- [Brief] Give only the number of lines in the data that include the string "ตำบลบ".

[Saved data entries]
Start
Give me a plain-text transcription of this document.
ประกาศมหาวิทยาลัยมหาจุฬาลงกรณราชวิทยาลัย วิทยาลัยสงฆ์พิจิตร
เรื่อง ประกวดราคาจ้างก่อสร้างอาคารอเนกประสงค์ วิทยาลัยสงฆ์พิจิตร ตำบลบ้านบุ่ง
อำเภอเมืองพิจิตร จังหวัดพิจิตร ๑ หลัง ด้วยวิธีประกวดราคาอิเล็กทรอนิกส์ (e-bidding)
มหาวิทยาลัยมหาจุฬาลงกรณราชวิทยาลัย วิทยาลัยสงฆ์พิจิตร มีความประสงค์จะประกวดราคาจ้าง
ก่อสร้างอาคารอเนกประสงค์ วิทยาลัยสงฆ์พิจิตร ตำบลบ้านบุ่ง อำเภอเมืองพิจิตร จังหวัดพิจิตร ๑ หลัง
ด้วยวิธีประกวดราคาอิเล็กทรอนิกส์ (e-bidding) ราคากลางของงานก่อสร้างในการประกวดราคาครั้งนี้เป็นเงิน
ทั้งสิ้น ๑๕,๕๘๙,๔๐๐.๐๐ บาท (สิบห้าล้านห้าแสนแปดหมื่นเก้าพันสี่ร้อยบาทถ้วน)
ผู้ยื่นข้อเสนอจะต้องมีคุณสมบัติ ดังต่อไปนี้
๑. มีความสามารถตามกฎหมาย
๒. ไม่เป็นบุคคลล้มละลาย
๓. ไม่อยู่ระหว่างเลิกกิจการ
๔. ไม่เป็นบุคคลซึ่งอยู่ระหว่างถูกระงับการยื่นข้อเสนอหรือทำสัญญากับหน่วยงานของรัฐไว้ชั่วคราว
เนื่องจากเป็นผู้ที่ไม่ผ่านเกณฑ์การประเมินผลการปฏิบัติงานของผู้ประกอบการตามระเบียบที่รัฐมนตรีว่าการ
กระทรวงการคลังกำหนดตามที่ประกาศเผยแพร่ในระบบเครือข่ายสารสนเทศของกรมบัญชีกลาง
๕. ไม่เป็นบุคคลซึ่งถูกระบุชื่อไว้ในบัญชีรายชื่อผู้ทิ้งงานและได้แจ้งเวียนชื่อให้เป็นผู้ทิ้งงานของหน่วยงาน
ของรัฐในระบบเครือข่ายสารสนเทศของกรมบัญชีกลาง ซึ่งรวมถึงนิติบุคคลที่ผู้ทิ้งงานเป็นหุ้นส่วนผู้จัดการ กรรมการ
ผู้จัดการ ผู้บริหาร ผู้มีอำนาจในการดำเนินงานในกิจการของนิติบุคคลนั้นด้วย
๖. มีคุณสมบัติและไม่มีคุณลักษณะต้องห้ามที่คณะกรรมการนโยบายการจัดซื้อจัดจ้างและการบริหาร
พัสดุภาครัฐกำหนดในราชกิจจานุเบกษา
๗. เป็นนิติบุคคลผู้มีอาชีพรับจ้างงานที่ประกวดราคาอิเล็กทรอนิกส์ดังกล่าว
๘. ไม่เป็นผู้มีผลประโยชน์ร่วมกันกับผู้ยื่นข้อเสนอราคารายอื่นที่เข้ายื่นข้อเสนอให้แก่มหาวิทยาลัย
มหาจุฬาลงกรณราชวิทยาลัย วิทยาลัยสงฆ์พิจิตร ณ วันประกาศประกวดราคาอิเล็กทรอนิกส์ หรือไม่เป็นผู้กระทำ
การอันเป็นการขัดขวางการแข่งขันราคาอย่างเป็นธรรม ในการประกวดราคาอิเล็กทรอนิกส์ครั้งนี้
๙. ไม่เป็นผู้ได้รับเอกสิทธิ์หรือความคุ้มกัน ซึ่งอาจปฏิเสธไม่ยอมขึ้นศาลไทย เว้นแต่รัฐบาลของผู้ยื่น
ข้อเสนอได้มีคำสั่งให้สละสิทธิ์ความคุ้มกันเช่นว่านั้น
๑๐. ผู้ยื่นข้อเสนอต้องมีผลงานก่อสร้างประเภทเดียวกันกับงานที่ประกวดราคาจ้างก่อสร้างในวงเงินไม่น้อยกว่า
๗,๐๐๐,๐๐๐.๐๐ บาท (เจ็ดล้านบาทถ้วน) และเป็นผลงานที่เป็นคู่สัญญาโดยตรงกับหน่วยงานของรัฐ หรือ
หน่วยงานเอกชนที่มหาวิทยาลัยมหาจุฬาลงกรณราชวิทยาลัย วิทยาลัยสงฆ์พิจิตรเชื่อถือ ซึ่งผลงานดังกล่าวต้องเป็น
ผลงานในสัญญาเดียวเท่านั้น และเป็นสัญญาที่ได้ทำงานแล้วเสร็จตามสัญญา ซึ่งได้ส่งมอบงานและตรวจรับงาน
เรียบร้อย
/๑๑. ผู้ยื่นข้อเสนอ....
End
- [The completed task] 2